• TASK DIRECTIONS
Search the records for the word "anyone" and report each line that has it.

Dataset items:

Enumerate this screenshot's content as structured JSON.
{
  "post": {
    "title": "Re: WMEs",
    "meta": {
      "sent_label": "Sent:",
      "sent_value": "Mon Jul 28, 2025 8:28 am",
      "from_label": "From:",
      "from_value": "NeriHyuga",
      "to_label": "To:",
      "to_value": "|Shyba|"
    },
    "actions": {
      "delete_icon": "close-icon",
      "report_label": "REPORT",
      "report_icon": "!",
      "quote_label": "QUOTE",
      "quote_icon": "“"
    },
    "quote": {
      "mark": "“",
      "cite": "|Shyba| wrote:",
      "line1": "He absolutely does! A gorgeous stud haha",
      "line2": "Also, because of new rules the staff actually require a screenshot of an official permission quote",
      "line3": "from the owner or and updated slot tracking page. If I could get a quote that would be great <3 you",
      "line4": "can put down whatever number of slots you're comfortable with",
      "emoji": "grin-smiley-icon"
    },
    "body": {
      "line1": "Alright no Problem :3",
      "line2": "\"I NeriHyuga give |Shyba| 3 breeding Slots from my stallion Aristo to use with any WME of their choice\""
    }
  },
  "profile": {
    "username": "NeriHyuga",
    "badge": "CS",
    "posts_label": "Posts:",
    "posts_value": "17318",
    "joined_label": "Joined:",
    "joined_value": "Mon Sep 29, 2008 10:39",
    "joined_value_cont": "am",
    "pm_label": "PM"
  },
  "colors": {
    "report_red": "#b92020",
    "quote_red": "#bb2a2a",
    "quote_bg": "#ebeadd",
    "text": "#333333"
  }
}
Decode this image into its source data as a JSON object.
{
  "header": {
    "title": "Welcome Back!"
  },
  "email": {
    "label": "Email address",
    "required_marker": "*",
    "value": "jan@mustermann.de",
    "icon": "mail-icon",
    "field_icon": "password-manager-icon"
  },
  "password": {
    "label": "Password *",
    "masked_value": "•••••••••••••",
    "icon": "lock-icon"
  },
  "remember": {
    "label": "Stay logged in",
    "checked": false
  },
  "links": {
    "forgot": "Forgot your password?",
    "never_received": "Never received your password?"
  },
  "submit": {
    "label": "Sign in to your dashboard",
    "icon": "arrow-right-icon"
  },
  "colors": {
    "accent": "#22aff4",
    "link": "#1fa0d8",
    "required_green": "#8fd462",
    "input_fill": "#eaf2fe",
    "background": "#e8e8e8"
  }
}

...

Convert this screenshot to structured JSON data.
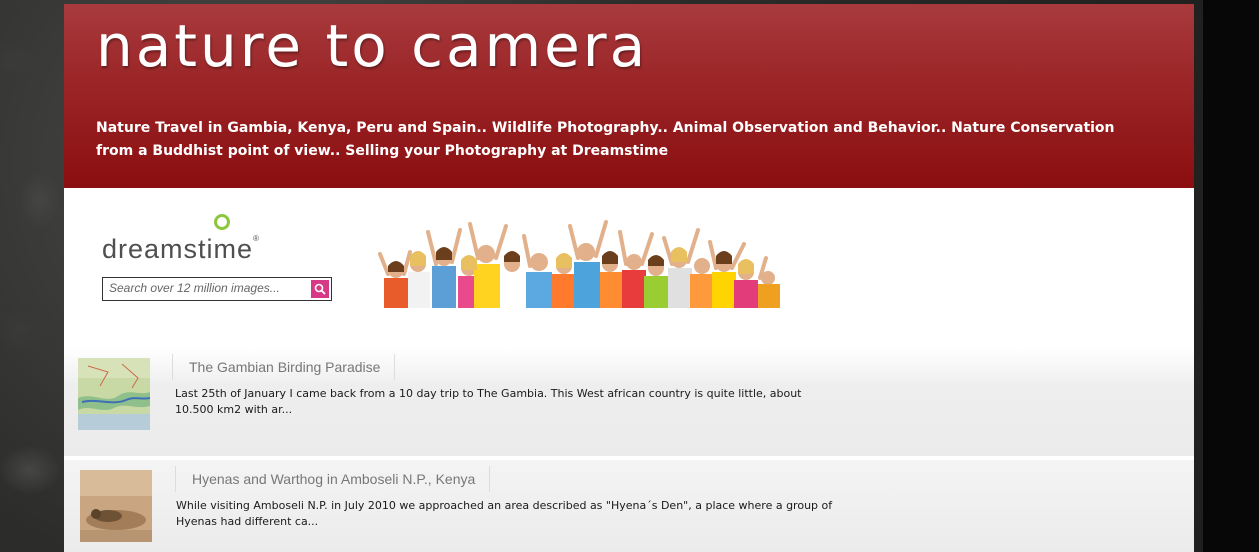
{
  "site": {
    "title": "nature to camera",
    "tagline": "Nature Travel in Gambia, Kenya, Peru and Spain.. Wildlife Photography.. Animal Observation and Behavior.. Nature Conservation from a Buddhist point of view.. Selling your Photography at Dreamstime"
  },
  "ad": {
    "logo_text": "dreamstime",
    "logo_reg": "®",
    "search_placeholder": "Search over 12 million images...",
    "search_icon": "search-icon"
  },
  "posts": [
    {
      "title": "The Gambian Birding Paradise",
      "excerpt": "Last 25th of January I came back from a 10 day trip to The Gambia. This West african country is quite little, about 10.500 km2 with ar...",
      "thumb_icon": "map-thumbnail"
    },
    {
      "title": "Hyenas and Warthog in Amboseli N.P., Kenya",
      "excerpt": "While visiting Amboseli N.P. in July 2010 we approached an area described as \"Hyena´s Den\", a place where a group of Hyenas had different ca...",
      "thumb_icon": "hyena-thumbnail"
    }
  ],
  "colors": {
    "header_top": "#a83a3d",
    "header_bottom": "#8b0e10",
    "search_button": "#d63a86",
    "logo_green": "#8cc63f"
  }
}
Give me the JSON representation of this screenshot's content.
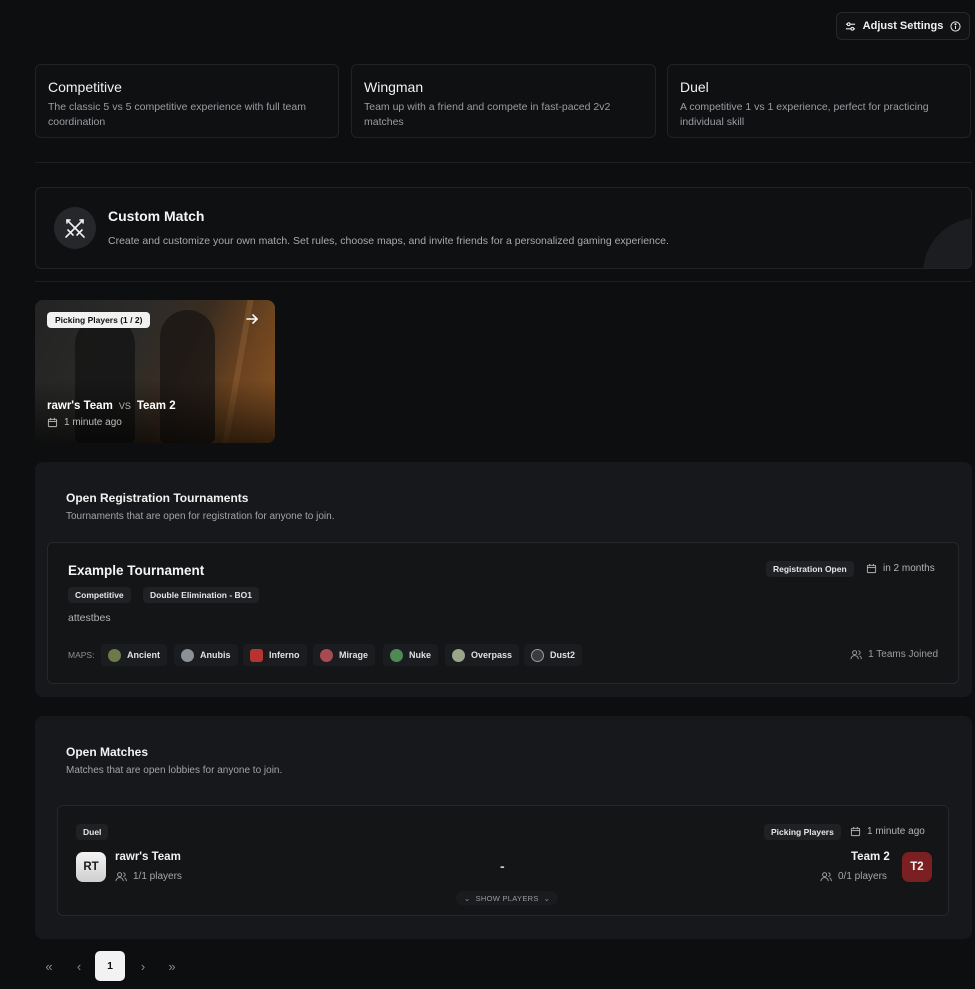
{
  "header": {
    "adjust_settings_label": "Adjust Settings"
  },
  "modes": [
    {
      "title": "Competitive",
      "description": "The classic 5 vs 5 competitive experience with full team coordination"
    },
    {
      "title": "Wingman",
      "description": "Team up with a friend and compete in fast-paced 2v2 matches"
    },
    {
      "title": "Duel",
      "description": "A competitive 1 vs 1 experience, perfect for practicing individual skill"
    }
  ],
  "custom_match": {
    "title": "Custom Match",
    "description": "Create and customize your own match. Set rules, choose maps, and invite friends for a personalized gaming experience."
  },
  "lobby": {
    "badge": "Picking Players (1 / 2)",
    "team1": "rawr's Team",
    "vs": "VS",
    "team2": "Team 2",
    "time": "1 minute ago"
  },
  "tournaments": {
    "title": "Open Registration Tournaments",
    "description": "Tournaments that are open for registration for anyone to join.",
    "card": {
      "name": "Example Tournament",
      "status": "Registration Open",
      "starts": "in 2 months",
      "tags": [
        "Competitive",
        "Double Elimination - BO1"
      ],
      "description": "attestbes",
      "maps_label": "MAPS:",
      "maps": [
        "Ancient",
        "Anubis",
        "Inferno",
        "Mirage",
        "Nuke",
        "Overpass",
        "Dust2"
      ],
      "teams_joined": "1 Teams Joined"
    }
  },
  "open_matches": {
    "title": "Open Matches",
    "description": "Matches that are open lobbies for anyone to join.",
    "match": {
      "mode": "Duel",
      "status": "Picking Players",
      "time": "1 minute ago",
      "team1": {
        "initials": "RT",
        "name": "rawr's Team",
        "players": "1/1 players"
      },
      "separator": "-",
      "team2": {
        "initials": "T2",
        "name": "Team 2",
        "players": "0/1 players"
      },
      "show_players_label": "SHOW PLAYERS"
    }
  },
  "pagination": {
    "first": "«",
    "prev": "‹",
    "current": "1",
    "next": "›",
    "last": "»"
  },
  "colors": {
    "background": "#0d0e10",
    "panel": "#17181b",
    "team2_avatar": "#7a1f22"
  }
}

• SOLUTION FOR THIS TASK
    "description": "Tournaments that are open for registration for anyone to join.",
    "description": "Matches that are open lobbies for anyone to join.",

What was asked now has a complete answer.